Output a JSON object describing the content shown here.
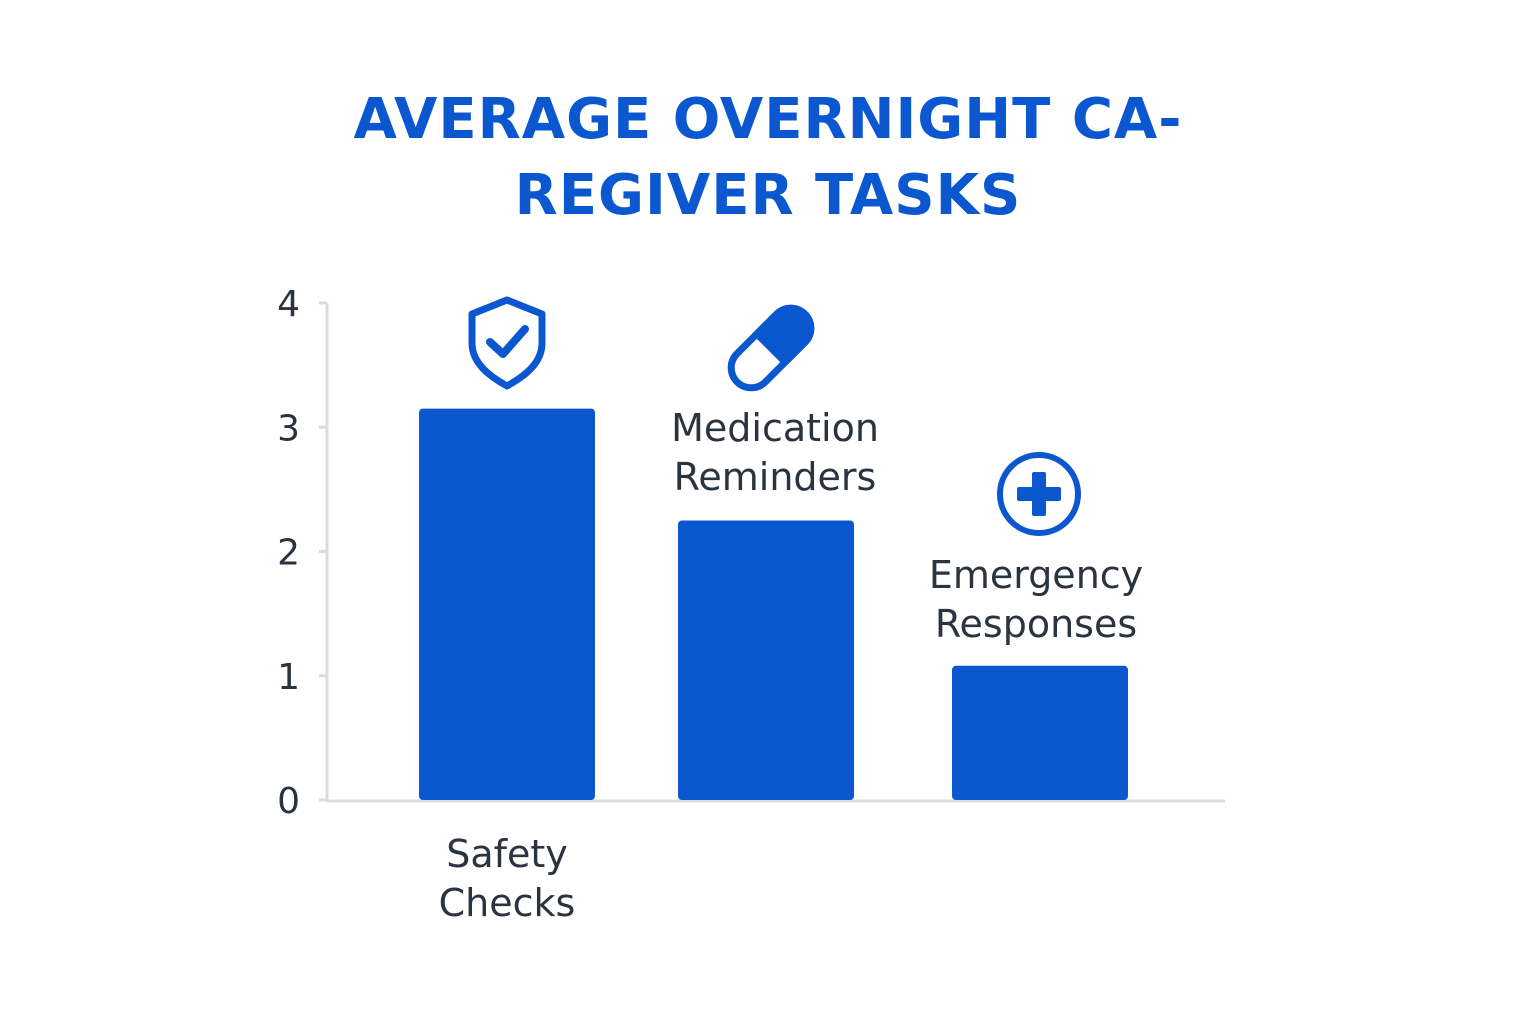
{
  "chart_data": {
    "type": "bar",
    "title_lines": [
      "AVERAGE OVERNIGHT CA-",
      "REGIVER TASKS"
    ],
    "categories": [
      {
        "label_lines": [
          "Safety",
          "Checks"
        ],
        "icon": "shield-check-icon"
      },
      {
        "label_lines": [
          "Medication",
          "Reminders"
        ],
        "icon": "pill-icon"
      },
      {
        "label_lines": [
          "Emergency",
          "Responses"
        ],
        "icon": "plus-circle-icon"
      }
    ],
    "values": [
      3.15,
      2.25,
      1.08
    ],
    "ylim": [
      0,
      4
    ],
    "yticks": [
      "0",
      "1",
      "2",
      "3",
      "4"
    ],
    "grid": false,
    "colors": {
      "bar": "#0b57d0",
      "axis": "#d9dce0",
      "text": "#2a3440",
      "title": "#0b57d0"
    }
  }
}
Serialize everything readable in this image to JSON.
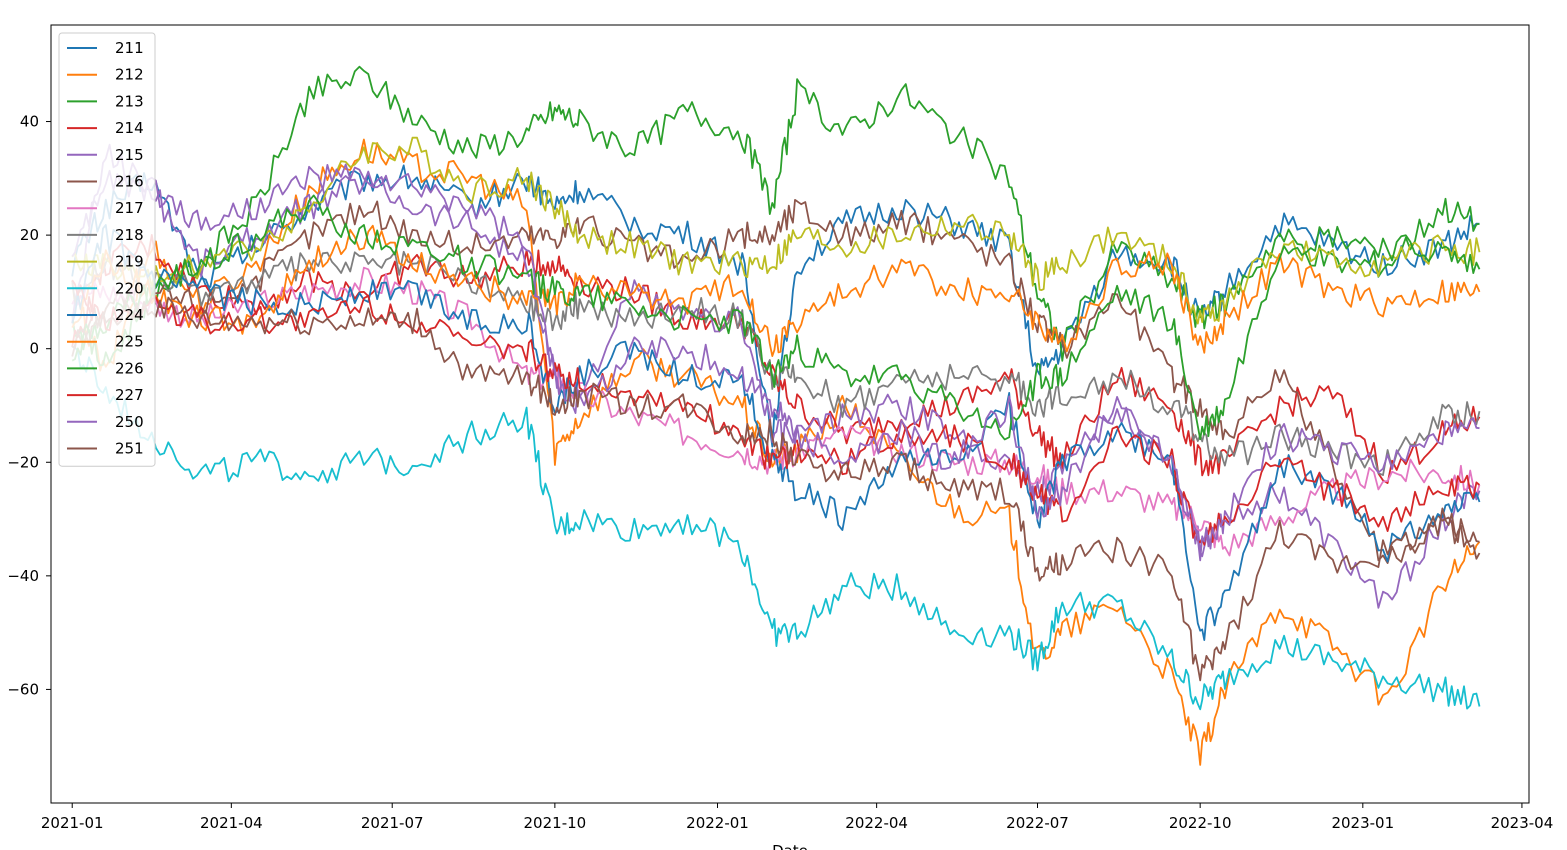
{
  "chart_data": {
    "type": "line",
    "title": "",
    "xlabel": "Date",
    "ylabel": "",
    "x_ticks": [
      "2021-01",
      "2021-04",
      "2021-07",
      "2021-10",
      "2022-01",
      "2022-04",
      "2022-07",
      "2022-10",
      "2023-01",
      "2023-04"
    ],
    "y_ticks": [
      "40",
      "20",
      "0",
      "−20",
      "−40",
      "−60"
    ],
    "ylim": [
      -80,
      57
    ],
    "xlim": [
      "2020-12-20",
      "2023-04-05"
    ],
    "legend_position": "upper-left",
    "x": [
      "2021-01-01",
      "2021-01-20",
      "2021-02-15",
      "2021-03-15",
      "2021-04-15",
      "2021-05-15",
      "2021-06-15",
      "2021-07-15",
      "2021-08-15",
      "2021-09-15",
      "2021-10-01",
      "2021-10-15",
      "2021-11-15",
      "2021-12-15",
      "2022-01-15",
      "2022-02-01",
      "2022-02-15",
      "2022-03-15",
      "2022-04-15",
      "2022-05-15",
      "2022-06-15",
      "2022-07-01",
      "2022-07-15",
      "2022-08-15",
      "2022-09-15",
      "2022-10-01",
      "2022-10-15",
      "2022-11-15",
      "2022-12-15",
      "2023-01-15",
      "2023-02-15",
      "2023-03-08"
    ],
    "series": [
      {
        "name": "211",
        "color": "#1f77b4",
        "values": [
          15,
          25,
          30,
          12,
          18,
          25,
          30,
          30,
          25,
          30,
          25,
          28,
          22,
          20,
          15,
          -15,
          15,
          22,
          25,
          22,
          18,
          -5,
          0,
          17,
          15,
          5,
          10,
          22,
          18,
          15,
          18,
          22
        ]
      },
      {
        "name": "212",
        "color": "#ff7f0e",
        "values": [
          10,
          -5,
          18,
          8,
          15,
          28,
          35,
          32,
          30,
          25,
          -18,
          -12,
          -2,
          -5,
          -10,
          -20,
          -18,
          -10,
          -20,
          -28,
          -30,
          -55,
          -50,
          -45,
          -58,
          -72,
          -60,
          -45,
          -52,
          -62,
          -42,
          -34
        ]
      },
      {
        "name": "213",
        "color": "#2ca02c",
        "values": [
          5,
          -3,
          10,
          15,
          25,
          45,
          48,
          40,
          35,
          38,
          42,
          40,
          35,
          42,
          38,
          25,
          45,
          38,
          45,
          38,
          30,
          10,
          0,
          18,
          12,
          5,
          8,
          20,
          15,
          15,
          25,
          22
        ]
      },
      {
        "name": "214",
        "color": "#d62728",
        "values": [
          0,
          15,
          18,
          10,
          8,
          12,
          10,
          15,
          12,
          15,
          15,
          12,
          10,
          5,
          5,
          -5,
          -10,
          -15,
          -12,
          -10,
          -5,
          -15,
          -20,
          -5,
          -10,
          -20,
          -20,
          -10,
          -8,
          -22,
          -15,
          -12
        ]
      },
      {
        "name": "215",
        "color": "#9467bd",
        "values": [
          5,
          35,
          28,
          15,
          20,
          25,
          30,
          25,
          22,
          15,
          -5,
          -8,
          10,
          5,
          5,
          -15,
          -15,
          -12,
          -10,
          -15,
          -20,
          -25,
          -22,
          -10,
          -20,
          -35,
          -30,
          -25,
          -35,
          -45,
          -30,
          -25
        ]
      },
      {
        "name": "216",
        "color": "#8c564b",
        "values": [
          0,
          8,
          10,
          8,
          12,
          20,
          25,
          20,
          18,
          20,
          20,
          22,
          18,
          15,
          20,
          20,
          25,
          20,
          22,
          20,
          15,
          5,
          0,
          10,
          -5,
          -10,
          -15,
          -5,
          -20,
          -38,
          -30,
          -36
        ]
      },
      {
        "name": "217",
        "color": "#e377c2",
        "values": [
          10,
          10,
          8,
          5,
          8,
          10,
          12,
          10,
          5,
          -5,
          -5,
          -8,
          -12,
          -15,
          -18,
          -20,
          -18,
          -15,
          -18,
          -20,
          -20,
          -22,
          -25,
          -25,
          -28,
          -30,
          -35,
          -30,
          -25,
          -22,
          -22,
          -24
        ]
      },
      {
        "name": "218",
        "color": "#7f7f7f",
        "values": [
          10,
          15,
          12,
          10,
          12,
          15,
          15,
          15,
          12,
          8,
          5,
          8,
          5,
          8,
          5,
          -5,
          -5,
          -10,
          -5,
          -5,
          -5,
          -10,
          -8,
          -5,
          -10,
          -15,
          -20,
          -15,
          -18,
          -20,
          -12,
          -11
        ]
      },
      {
        "name": "219",
        "color": "#bcbd22",
        "values": [
          15,
          15,
          12,
          15,
          18,
          25,
          35,
          35,
          28,
          30,
          25,
          20,
          18,
          15,
          15,
          15,
          20,
          18,
          20,
          22,
          20,
          12,
          15,
          20,
          15,
          5,
          8,
          18,
          15,
          15,
          18,
          17
        ]
      },
      {
        "name": "220",
        "color": "#17becf",
        "values": [
          0,
          -8,
          -15,
          -22,
          -20,
          -22,
          -20,
          -20,
          -15,
          -12,
          -32,
          -30,
          -32,
          -30,
          -35,
          -50,
          -50,
          -42,
          -42,
          -50,
          -50,
          -55,
          -45,
          -45,
          -55,
          -62,
          -58,
          -52,
          -55,
          -58,
          -60,
          -63
        ]
      },
      {
        "name": "224",
        "color": "#1f77b4",
        "values": [
          5,
          20,
          12,
          10,
          8,
          8,
          10,
          10,
          5,
          5,
          -10,
          -5,
          0,
          -5,
          -5,
          -20,
          -25,
          -30,
          -20,
          -20,
          -10,
          -30,
          -20,
          -15,
          -20,
          -50,
          -45,
          -20,
          -25,
          -35,
          -28,
          -27
        ]
      },
      {
        "name": "225",
        "color": "#ff7f0e",
        "values": [
          5,
          15,
          10,
          5,
          5,
          15,
          20,
          15,
          12,
          8,
          8,
          12,
          10,
          8,
          12,
          0,
          5,
          10,
          15,
          10,
          10,
          5,
          0,
          15,
          15,
          0,
          5,
          15,
          10,
          8,
          10,
          10
        ]
      },
      {
        "name": "226",
        "color": "#2ca02c",
        "values": [
          0,
          5,
          10,
          15,
          20,
          25,
          20,
          18,
          15,
          12,
          10,
          10,
          8,
          5,
          5,
          -5,
          0,
          -5,
          -5,
          -10,
          -15,
          -5,
          -5,
          10,
          5,
          -15,
          -10,
          18,
          20,
          18,
          17,
          14
        ]
      },
      {
        "name": "227",
        "color": "#d62728",
        "values": [
          10,
          5,
          8,
          5,
          5,
          5,
          8,
          5,
          0,
          0,
          -5,
          -5,
          -8,
          -10,
          -15,
          -20,
          -18,
          -20,
          -15,
          -15,
          -20,
          -25,
          -30,
          -15,
          -20,
          -35,
          -30,
          -20,
          -25,
          -30,
          -25,
          -24
        ]
      },
      {
        "name": "250",
        "color": "#9467bd",
        "values": [
          15,
          30,
          28,
          22,
          25,
          30,
          30,
          28,
          25,
          18,
          -5,
          -10,
          0,
          0,
          -5,
          -10,
          -15,
          -20,
          -15,
          -20,
          -10,
          -30,
          -25,
          -10,
          -20,
          -35,
          -30,
          -15,
          -18,
          -20,
          -15,
          -14
        ]
      },
      {
        "name": "251",
        "color": "#8c564b",
        "values": [
          0,
          5,
          8,
          5,
          5,
          5,
          5,
          5,
          -5,
          -5,
          -10,
          -8,
          -10,
          -10,
          -15,
          -15,
          -20,
          -22,
          -20,
          -25,
          -25,
          -40,
          -38,
          -35,
          -40,
          -58,
          -52,
          -32,
          -38,
          -36,
          -30,
          -34
        ]
      }
    ]
  }
}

» **REQUEST**
Point out every line holding the string "icon" and copy it.

» **THE RESPONSE**
        "icon": "shield-check-icon"
        "icon": "pill-icon"
        "icon": "plus-circle-icon"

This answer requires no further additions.